Objective: Determine the number of lines containing the word "Frequency". Reply with it and nothing else.

Data items:

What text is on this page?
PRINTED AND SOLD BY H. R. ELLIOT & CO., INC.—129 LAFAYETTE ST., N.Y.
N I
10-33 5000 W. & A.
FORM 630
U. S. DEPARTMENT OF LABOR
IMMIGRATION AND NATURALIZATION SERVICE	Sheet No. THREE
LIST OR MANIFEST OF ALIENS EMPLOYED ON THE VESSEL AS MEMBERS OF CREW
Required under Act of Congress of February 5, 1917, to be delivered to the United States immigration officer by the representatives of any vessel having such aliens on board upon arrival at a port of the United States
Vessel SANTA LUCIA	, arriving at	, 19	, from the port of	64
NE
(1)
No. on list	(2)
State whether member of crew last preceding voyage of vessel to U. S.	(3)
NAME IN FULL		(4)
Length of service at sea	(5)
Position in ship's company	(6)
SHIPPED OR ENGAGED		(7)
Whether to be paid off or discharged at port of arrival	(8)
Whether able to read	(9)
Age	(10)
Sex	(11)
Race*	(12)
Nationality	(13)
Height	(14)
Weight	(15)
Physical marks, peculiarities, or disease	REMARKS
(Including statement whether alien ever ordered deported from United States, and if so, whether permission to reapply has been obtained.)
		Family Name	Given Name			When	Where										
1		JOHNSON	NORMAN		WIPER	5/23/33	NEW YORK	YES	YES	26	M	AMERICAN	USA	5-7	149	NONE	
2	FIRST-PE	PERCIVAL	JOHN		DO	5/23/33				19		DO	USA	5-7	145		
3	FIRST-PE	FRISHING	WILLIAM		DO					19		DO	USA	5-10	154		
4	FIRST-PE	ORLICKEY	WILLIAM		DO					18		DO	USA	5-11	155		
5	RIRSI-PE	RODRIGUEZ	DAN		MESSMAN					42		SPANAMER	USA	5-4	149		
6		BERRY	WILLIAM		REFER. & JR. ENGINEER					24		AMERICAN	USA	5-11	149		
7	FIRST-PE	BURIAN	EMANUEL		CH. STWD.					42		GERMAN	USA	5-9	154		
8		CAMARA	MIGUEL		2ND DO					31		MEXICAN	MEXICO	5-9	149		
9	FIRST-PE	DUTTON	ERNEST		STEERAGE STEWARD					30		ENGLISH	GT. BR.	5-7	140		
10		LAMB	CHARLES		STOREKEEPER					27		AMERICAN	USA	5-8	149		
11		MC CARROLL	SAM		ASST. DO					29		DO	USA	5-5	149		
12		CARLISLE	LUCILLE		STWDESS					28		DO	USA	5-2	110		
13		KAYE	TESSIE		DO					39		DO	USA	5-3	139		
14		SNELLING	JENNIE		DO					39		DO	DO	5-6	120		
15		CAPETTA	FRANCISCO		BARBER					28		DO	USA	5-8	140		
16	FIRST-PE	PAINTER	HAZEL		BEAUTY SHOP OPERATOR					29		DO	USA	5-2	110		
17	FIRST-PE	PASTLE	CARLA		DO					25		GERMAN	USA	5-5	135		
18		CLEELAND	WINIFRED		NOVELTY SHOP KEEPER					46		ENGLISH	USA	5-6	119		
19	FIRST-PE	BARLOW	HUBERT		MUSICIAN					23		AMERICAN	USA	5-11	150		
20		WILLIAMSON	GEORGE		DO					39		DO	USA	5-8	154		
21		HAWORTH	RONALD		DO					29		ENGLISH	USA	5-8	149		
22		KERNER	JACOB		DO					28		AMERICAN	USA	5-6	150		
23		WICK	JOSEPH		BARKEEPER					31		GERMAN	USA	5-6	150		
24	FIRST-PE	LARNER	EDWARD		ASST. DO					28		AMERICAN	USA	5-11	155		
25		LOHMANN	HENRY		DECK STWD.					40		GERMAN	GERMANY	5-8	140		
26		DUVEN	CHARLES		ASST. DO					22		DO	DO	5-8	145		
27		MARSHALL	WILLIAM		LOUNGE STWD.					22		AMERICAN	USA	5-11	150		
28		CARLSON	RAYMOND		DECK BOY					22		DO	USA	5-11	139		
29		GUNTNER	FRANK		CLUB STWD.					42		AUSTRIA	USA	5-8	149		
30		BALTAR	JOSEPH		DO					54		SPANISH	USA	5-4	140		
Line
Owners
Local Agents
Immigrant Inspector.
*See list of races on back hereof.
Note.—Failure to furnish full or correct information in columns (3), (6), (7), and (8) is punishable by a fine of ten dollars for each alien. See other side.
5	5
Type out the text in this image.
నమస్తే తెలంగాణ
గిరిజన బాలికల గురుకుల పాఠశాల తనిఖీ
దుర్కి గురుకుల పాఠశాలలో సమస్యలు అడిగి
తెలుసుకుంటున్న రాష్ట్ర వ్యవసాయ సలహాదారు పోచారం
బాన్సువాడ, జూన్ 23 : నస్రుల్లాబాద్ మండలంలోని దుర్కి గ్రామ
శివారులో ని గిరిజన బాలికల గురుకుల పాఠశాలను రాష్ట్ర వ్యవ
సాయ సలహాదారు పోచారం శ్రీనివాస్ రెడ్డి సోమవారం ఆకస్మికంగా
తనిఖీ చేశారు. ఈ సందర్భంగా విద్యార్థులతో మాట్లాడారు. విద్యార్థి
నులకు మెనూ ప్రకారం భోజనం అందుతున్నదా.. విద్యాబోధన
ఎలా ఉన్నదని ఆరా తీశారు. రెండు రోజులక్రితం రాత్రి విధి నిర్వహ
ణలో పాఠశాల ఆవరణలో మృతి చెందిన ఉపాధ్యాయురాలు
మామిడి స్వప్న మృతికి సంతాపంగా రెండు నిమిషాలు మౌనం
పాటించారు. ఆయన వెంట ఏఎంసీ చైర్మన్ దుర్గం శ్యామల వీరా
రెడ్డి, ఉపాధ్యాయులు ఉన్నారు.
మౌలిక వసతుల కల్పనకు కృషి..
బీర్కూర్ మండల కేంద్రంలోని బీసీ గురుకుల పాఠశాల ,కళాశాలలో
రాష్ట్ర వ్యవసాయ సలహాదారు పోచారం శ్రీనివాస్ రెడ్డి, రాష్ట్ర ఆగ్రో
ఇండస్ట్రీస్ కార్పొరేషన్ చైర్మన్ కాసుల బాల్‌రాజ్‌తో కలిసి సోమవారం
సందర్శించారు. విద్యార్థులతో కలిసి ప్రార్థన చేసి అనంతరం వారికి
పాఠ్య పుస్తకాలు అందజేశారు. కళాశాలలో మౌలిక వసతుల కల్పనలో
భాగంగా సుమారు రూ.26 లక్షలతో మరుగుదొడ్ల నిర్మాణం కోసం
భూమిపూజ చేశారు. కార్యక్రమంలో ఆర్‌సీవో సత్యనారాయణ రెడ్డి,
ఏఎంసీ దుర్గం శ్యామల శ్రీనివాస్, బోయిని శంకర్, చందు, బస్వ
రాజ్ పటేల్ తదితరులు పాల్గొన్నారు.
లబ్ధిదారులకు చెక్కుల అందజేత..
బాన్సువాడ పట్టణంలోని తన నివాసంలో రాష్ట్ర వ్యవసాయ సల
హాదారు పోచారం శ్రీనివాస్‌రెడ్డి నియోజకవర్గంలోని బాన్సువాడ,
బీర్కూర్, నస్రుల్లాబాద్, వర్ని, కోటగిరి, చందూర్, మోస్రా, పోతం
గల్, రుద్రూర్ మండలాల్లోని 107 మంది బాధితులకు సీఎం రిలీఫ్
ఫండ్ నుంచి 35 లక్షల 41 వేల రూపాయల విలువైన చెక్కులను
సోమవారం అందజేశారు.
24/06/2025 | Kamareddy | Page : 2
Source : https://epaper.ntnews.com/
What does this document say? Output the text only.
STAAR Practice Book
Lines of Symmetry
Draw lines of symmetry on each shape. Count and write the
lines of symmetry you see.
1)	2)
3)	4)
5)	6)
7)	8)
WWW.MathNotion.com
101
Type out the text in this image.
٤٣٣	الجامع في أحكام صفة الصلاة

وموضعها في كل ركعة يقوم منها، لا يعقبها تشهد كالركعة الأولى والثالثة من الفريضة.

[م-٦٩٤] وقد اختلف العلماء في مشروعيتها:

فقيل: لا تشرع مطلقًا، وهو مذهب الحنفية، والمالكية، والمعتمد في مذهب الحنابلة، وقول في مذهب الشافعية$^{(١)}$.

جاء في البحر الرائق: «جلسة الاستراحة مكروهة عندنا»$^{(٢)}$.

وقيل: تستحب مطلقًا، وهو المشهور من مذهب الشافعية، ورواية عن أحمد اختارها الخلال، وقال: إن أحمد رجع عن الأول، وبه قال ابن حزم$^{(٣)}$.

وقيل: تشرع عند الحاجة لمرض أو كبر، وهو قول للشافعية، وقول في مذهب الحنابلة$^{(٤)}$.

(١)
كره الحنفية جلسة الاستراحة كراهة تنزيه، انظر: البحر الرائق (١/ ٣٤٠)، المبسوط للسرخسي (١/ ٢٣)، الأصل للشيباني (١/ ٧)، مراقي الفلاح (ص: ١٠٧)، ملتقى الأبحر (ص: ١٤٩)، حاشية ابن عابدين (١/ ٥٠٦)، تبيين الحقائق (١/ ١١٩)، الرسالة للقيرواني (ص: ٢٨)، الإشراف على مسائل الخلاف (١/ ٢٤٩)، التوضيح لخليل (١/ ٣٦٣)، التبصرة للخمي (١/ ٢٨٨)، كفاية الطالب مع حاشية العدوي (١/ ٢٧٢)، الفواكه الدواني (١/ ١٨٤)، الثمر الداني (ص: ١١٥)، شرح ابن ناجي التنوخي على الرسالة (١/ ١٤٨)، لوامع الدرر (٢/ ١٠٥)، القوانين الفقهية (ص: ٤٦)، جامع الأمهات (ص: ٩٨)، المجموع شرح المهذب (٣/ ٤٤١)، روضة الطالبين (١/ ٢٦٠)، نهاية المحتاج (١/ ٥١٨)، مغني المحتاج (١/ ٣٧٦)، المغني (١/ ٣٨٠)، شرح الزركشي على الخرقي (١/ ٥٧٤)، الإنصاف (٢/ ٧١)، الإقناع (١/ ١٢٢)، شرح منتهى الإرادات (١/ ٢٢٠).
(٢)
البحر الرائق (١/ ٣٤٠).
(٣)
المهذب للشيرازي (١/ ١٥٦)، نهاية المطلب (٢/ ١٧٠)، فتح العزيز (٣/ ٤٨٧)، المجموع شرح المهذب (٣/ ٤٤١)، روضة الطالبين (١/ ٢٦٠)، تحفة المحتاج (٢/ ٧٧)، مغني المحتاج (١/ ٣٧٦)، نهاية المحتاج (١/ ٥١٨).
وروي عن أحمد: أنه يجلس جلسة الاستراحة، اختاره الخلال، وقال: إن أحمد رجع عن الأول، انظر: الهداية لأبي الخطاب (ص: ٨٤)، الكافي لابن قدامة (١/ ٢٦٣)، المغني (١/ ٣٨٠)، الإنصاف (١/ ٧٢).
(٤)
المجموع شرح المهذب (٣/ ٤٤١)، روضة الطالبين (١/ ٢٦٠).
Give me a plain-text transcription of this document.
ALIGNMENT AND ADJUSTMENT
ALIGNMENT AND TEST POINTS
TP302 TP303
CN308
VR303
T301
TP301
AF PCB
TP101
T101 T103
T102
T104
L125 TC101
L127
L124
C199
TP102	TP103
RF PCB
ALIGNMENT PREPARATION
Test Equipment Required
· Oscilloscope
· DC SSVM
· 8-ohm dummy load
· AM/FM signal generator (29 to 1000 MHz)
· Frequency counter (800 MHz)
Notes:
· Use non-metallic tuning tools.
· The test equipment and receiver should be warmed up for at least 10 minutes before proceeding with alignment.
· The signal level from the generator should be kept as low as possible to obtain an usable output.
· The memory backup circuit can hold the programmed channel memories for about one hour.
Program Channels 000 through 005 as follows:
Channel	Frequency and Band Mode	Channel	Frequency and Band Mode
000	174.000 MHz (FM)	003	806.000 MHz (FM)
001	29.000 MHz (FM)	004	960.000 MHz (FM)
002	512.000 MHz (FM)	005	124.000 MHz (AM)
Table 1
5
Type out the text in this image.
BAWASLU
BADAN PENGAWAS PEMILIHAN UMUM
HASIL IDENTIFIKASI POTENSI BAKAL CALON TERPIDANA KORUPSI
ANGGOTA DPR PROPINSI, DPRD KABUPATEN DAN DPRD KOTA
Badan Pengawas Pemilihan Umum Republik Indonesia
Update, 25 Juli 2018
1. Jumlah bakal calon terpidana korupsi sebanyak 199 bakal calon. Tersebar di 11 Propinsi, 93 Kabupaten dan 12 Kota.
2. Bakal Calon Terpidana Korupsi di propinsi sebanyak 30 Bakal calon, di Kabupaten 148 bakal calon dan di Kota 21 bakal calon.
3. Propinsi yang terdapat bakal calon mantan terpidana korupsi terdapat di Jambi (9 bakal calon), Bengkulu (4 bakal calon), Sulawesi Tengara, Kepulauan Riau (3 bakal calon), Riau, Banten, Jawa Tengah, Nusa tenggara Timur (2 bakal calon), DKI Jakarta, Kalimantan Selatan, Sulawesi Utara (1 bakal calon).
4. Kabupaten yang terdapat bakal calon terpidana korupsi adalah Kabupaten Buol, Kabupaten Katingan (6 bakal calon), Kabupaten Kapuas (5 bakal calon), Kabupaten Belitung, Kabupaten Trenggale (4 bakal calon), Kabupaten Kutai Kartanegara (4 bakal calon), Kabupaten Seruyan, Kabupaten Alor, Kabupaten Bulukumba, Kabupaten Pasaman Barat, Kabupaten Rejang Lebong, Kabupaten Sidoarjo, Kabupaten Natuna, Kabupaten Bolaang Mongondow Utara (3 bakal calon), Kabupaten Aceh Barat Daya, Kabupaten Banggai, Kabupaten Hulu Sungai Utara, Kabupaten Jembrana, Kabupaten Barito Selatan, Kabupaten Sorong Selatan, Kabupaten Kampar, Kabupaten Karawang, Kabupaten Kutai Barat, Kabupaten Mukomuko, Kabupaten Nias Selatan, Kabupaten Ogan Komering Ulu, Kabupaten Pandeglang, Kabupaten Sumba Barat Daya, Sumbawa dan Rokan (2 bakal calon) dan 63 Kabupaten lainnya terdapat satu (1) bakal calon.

Full solution: 2